What is needed: Copy out each line below that has the word "выполнение" in it.

Raw data:
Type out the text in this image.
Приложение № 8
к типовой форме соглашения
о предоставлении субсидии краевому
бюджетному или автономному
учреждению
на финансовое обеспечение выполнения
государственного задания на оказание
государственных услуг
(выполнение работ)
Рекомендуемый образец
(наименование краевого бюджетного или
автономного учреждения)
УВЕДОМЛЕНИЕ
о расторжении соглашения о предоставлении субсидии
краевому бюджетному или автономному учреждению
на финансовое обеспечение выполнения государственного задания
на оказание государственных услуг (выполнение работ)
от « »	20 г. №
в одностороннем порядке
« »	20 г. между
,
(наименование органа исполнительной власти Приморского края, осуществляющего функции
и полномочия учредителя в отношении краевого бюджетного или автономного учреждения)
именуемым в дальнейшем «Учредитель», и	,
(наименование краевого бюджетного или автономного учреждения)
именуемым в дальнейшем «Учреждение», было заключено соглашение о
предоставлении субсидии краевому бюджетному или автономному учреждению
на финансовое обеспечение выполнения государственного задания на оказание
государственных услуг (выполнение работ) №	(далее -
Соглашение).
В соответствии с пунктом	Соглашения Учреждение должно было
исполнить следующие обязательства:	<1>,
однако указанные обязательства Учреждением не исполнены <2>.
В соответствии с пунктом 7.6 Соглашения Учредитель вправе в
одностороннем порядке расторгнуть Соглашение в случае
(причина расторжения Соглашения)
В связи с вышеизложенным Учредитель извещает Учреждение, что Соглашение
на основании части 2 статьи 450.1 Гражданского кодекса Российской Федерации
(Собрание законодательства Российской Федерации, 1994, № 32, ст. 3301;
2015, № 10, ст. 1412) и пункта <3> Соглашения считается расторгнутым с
* * *
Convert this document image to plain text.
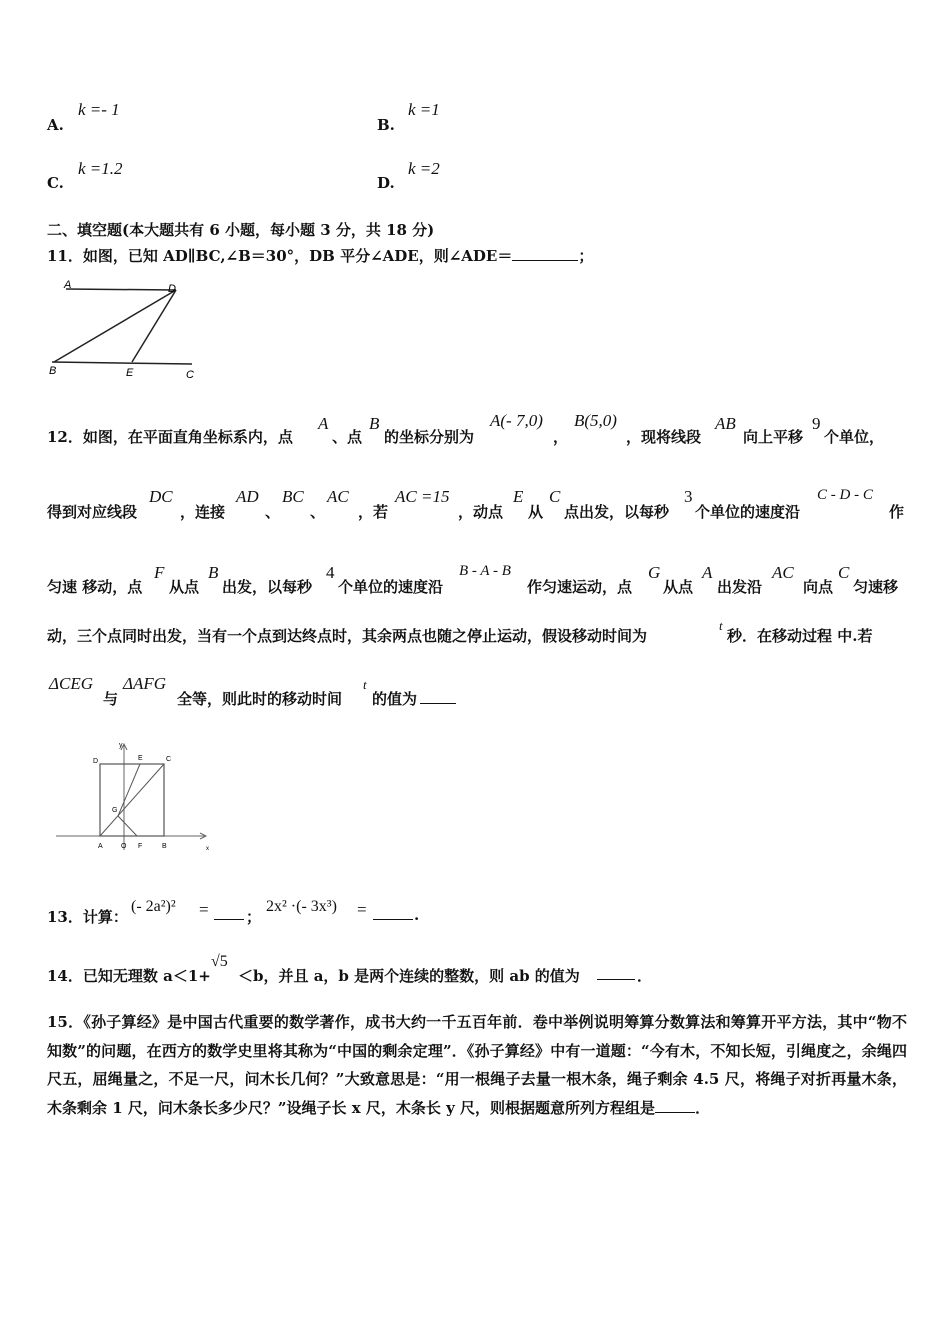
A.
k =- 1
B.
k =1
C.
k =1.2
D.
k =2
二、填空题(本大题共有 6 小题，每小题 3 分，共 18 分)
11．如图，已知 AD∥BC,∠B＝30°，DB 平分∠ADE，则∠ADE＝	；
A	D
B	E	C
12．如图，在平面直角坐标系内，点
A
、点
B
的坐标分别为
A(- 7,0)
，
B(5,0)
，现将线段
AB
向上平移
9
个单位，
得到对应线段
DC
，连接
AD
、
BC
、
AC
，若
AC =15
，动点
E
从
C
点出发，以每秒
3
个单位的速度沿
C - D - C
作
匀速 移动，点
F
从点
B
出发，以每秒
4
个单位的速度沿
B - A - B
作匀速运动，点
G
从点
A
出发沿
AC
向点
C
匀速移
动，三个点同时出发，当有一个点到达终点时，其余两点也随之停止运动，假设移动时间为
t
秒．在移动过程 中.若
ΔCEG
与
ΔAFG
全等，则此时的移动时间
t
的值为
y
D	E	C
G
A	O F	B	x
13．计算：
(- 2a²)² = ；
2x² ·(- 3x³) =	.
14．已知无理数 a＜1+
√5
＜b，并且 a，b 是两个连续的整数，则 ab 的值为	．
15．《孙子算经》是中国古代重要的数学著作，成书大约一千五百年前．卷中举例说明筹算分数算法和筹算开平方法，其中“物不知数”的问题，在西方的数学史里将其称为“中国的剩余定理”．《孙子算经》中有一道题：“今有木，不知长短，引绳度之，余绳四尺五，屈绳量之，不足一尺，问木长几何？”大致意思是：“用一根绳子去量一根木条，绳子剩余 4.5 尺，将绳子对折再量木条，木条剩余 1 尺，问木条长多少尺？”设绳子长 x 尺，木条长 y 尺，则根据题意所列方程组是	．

Solution for this exercise:
(выполнение работ)
на оказание государственных услуг (выполнение работ)
государственных услуг (выполнение работ) №	(далее -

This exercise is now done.